Set the listing down again in full, word for word, with the pictures left out.

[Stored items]
:::::

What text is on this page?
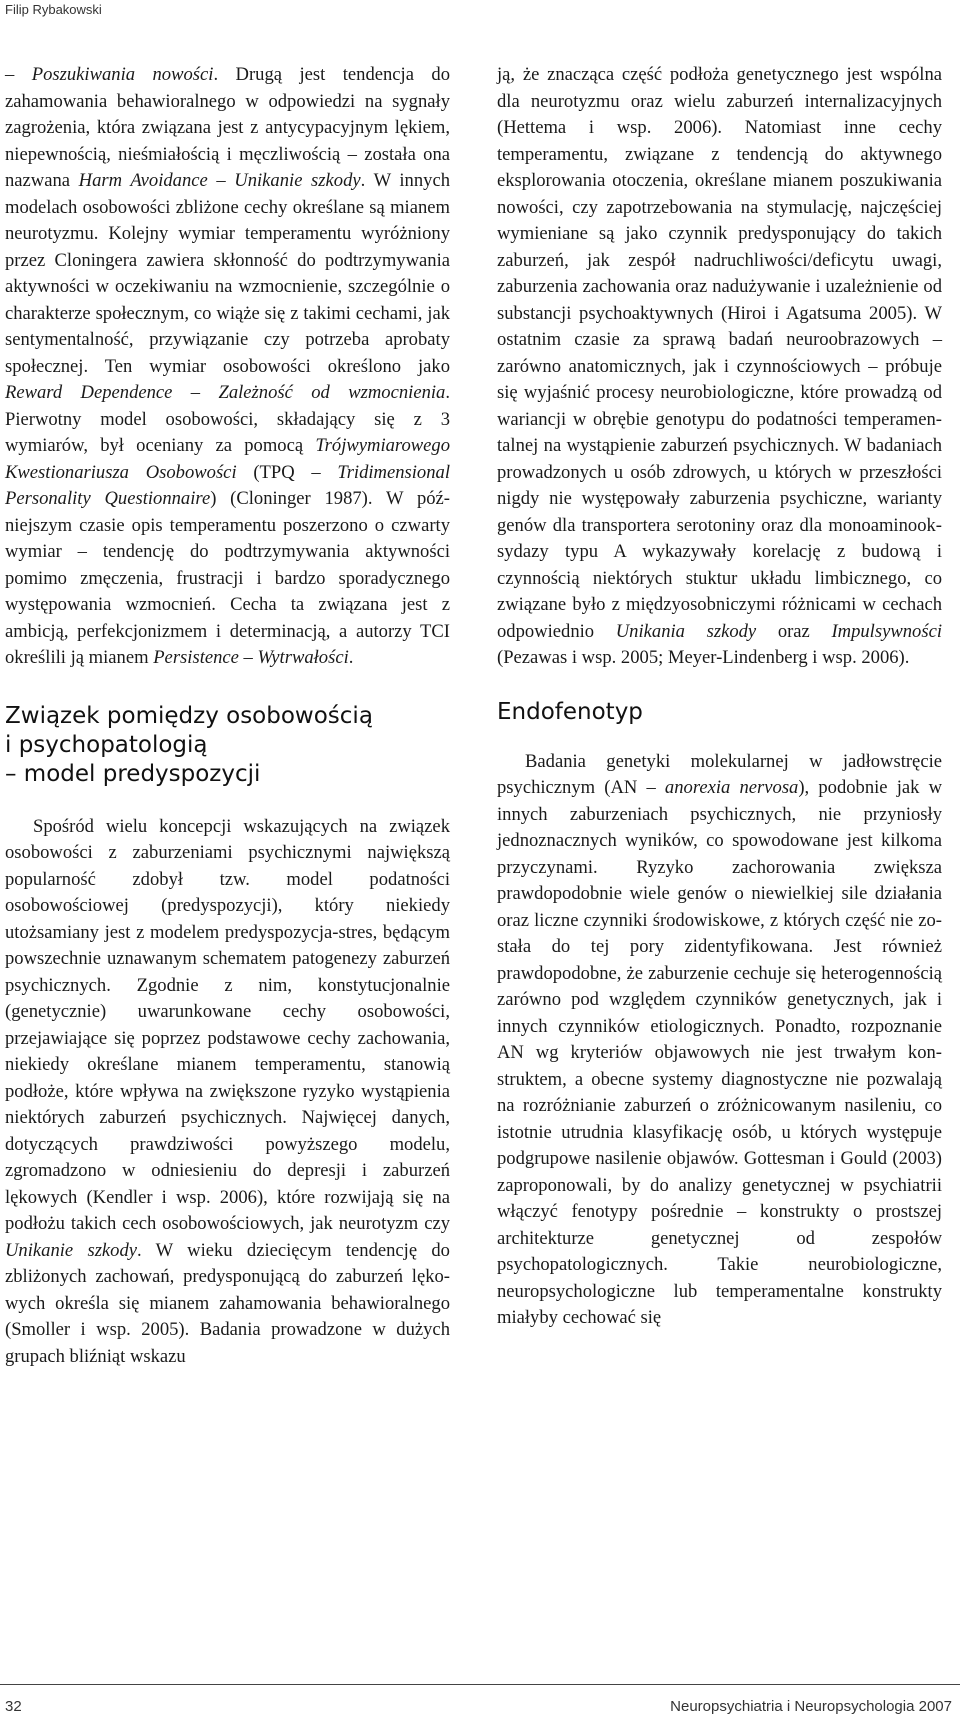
Filip Rybakowski

– Poszukiwania nowości. Drugą jest tendencja do zahamowania behawioralnego w odpowiedzi na sygnały zagrożenia, która związana jest z antycypacyjnym lękiem, niepewnością, nieśmiałością i męczliwością – została ona nazwana Harm Avoidance – Unikanie szkody. W innych modelach osobowości zbliżone cechy określane są mianem neurotyzmu. Kolejny wymiar temperamentu wyróżniony przez Cloningera zawiera skłonność do podtrzymywania aktywności w oczekiwaniu na wzmocnienie, szczególnie o charakterze społecznym, co wiąże się z takimi cechami, jak sentymentalność, przywiązanie czy potrzeba aprobaty społecznej. Ten wymiar osobowości określono jako Reward Dependence – Zależność od wzmocnienia. Pierwotny model osobowości, składający się z 3 wymiarów, był oceniany za pomocą Trójwymiarowego Kwestionariusza Osobowości (TPQ – Tridimensional Personality Questionnaire) (Cloninger 1987). W późniejszym czasie opis temperamentu poszerzono o czwarty wymiar – tendencję do podtrzymywania aktywności pomimo zmęczenia, frustracji i bardzo sporadycznego występowania wzmocnień. Cecha ta związana jest z ambicją, perfekcjonizmem i determinacją, a autorzy TCI określili ją mianem Persistence – Wytrwałości.

Związek pomiędzy osobowością
i psychopatologią
– model predyspozycji

Spośród wielu koncepcji wskazujących na związek osobowości z zaburzeniami psychicznymi największą popularność zdobył tzw. model podatności osobowościowej (predyspozycji), który niekiedy utożsamiany jest z modelem predyspozycja-stres, będącym powszechnie uznawanym schematem patogenezy zaburzeń psychicznych. Zgodnie z nim, konstytucjonalnie (genetycznie) uwarunkowane cechy osobowości, przejawiające się poprzez podstawowe cechy zachowania, niekiedy określane mianem temperamentu, stanowią podłoże, które wpływa na zwiększone ryzyko wystąpienia niektórych zaburzeń psychicznych. Najwięcej danych, dotyczących prawdziwości powyższego modelu, zgromadzono w odniesieniu do depresji i zaburzeń lękowych (Kendler i wsp. 2006), które rozwijają się na podłożu takich cech osobowościowych, jak neurotyzm czy Unikanie szkody. W wieku dziecięcym tendencję do zbliżonych zachowań, predysponującą do zaburzeń lękowych określa się mianem zahamowania behawioralnego (Smoller i wsp. 2005). Badania prowadzone w dużych grupach bliźniąt wskazu

ją, że znacząca część podłoża genetycznego jest wspólna dla neurotyzmu oraz wielu zaburzeń internalizacyjnych (Hettema i wsp. 2006). Natomiast inne cechy temperamentu, związane z tendencją do aktywnego eksplorowania otoczenia, określane mianem poszukiwania nowości, czy zapotrzebowania na stymulację, najczęściej wymieniane są jako czynnik predysponujący do takich zaburzeń, jak zespół nadruchliwości/deficytu uwagi, zaburzenia zachowania oraz nadużywanie i uzależnienie od substancji psychoaktywnych (Hiroi i Agatsuma 2005). W ostatnim czasie za sprawą badań neuroobrazowych – zarówno anatomicznych, jak i czynnościowych – próbuje się wyjaśnić procesy neurobiologiczne, które prowadzą od wariancji w obrębie genotypu do podatności temperamentalnej na wystąpienie zaburzeń psychicznych. W badaniach prowadzonych u osób zdrowych, u których w przeszłości nigdy nie występowały zaburzenia psychiczne, warianty genów dla transportera serotoniny oraz dla monoaminooksydazy typu A wykazywały korelację z budową i czynnością niektórych stuktur układu limbicznego, co związane było z międzyosobniczymi różnicami w cechach odpowiednio Unikania szkody oraz Impulsywności (Pezawas i wsp. 2005; Meyer-Lindenberg i wsp. 2006).

Endofenotyp

Badania genetyki molekularnej w jadłowstręcie psychicznym (AN – anorexia nervosa), podobnie jak w innych zaburzeniach psychicznych, nie przyniosły jednoznacznych wyników, co spowodowane jest kilkoma przyczynami. Ryzyko zachorowania zwiększa prawdopodobnie wiele genów o niewielkiej sile działania oraz liczne czynniki środowiskowe, z których część nie została do tej pory zidentyfikowana. Jest również prawdopodobne, że zaburzenie cechuje się heterogennością zarówno pod względem czynników genetycznych, jak i innych czynników etiologicznych. Ponadto, rozpoznanie AN wg kryteriów objawowych nie jest trwałym konstruktem, a obecne systemy diagnostyczne nie pozwalają na rozróżnianie zaburzeń o zróżnicowanym nasileniu, co istotnie utrudnia klasyfikację osób, u których występuje podgrupowe nasilenie objawów. Gottesman i Gould (2003) zaproponowali, by do analizy genetycznej w psychiatrii włączyć fenotypy pośrednie – konstrukty o prostszej architekturze genetycznej od zespołów psychopatologicznych. Takie neurobiologiczne, neuropsychologiczne lub temperamentalne konstrukty miałyby cechować się

32	Neuropsychiatria i Neuropsychologia 2007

:::::

Output:
What text is on this page?
Filip Rybakowski

– Poszukiwania nowości. Drugą jest tendencja do zahamowania behawioralnego w odpowiedzi na sygnały zagrożenia, która związana jest z antycypacyjnym lękiem, niepewnością, nieśmiałością i męczliwością – została ona nazwana Harm Avoidance – Unikanie szkody. W innych modelach osobowości zbliżone cechy określane są mianem neurotyzmu. Kolejny wymiar temperamentu wyróżniony przez Cloningera zawiera skłonność do podtrzymywania aktywności w oczekiwaniu na wzmocnienie, szczególnie o charakterze społecznym, co wiąże się z takimi cechami, jak sentymentalność, przywiązanie czy potrzeba aprobaty społecznej. Ten wymiar osobowości określono jako Reward Dependence – Zależność od wzmocnienia. Pierwotny model osobowości, składający się z 3 wymiarów, był oceniany za pomocą Trójwymiarowego Kwestionariusza Osobowości (TPQ – Tridimensional Personality Questionnaire) (Cloninger 1987). W późniejszym czasie opis temperamentu poszerzono o czwarty wymiar – tendencję do podtrzymywania aktywności pomimo zmęczenia, frustracji i bardzo sporadycznego występowania wzmocnień. Cecha ta związana jest z ambicją, perfekcjonizmem i determinacją, a autorzy TCI określili ją mianem Persistence – Wytrwałości.

Związek pomiędzy osobowością
i psychopatologią
– model predyspozycji

Spośród wielu koncepcji wskazujących na związek osobowości z zaburzeniami psychicznymi największą popularność zdobył tzw. model podatności osobowościowej (predyspozycji), który niekiedy utożsamiany jest z modelem predyspozycja-stres, będącym powszechnie uznawanym schematem patogenezy zaburzeń psychicznych. Zgodnie z nim, konstytucjonalnie (genetycznie) uwarunkowane cechy osobowości, przejawiające się poprzez podstawowe cechy zachowania, niekiedy określane mianem temperamentu, stanowią podłoże, które wpływa na zwiększone ryzyko wystąpienia niektórych zaburzeń psychicznych. Najwięcej danych, dotyczących prawdziwości powyższego modelu, zgromadzono w odniesieniu do depresji i zaburzeń lękowych (Kendler i wsp. 2006), które rozwijają się na podłożu takich cech osobowościowych, jak neurotyzm czy Unikanie szkody. W wieku dziecięcym tendencję do zbliżonych zachowań, predysponującą do zaburzeń lękowych określa się mianem zahamowania behawioralnego (Smoller i wsp. 2005). Badania prowadzone w dużych grupach bliźniąt wskazu

ją, że znacząca część podłoża genetycznego jest wspólna dla neurotyzmu oraz wielu zaburzeń internalizacyjnych (Hettema i wsp. 2006). Natomiast inne cechy temperamentu, związane z tendencją do aktywnego eksplorowania otoczenia, określane mianem poszukiwania nowości, czy zapotrzebowania na stymulację, najczęściej wymieniane są jako czynnik predysponujący do takich zaburzeń, jak zespół nadruchliwości/deficytu uwagi, zaburzenia zachowania oraz nadużywanie i uzależnienie od substancji psychoaktywnych (Hiroi i Agatsuma 2005). W ostatnim czasie za sprawą badań neuroobrazowych – zarówno anatomicznych, jak i czynnościowych – próbuje się wyjaśnić procesy neurobiologiczne, które prowadzą od wariancji w obrębie genotypu do podatności temperamentalnej na wystąpienie zaburzeń psychicznych. W badaniach prowadzonych u osób zdrowych, u których w przeszłości nigdy nie występowały zaburzenia psychiczne, warianty genów dla transportera serotoniny oraz dla monoaminooksydazy typu A wykazywały korelację z budową i czynnością niektórych stuktur układu limbicznego, co związane było z międzyosobniczymi różnicami w cechach odpowiednio Unikania szkody oraz Impulsywności (Pezawas i wsp. 2005; Meyer-Lindenberg i wsp. 2006).

Endofenotyp

Badania genetyki molekularnej w jadłowstręcie psychicznym (AN – anorexia nervosa), podobnie jak w innych zaburzeniach psychicznych, nie przyniosły jednoznacznych wyników, co spowodowane jest kilkoma przyczynami. Ryzyko zachorowania zwiększa prawdopodobnie wiele genów o niewielkiej sile działania oraz liczne czynniki środowiskowe, z których część nie została do tej pory zidentyfikowana. Jest również prawdopodobne, że zaburzenie cechuje się heterogennością zarówno pod względem czynników genetycznych, jak i innych czynników etiologicznych. Ponadto, rozpoznanie AN wg kryteriów objawowych nie jest trwałym konstruktem, a obecne systemy diagnostyczne nie pozwalają na rozróżnianie zaburzeń o zróżnicowanym nasileniu, co istotnie utrudnia klasyfikację osób, u których występuje podgrupowe nasilenie objawów. Gottesman i Gould (2003) zaproponowali, by do analizy genetycznej w psychiatrii włączyć fenotypy pośrednie – konstrukty o prostszej architekturze genetycznej od zespołów psychopatologicznych. Takie neurobiologiczne, neuropsychologiczne lub temperamentalne konstrukty miałyby cechować się

32	Neuropsychiatria i Neuropsychologia 2007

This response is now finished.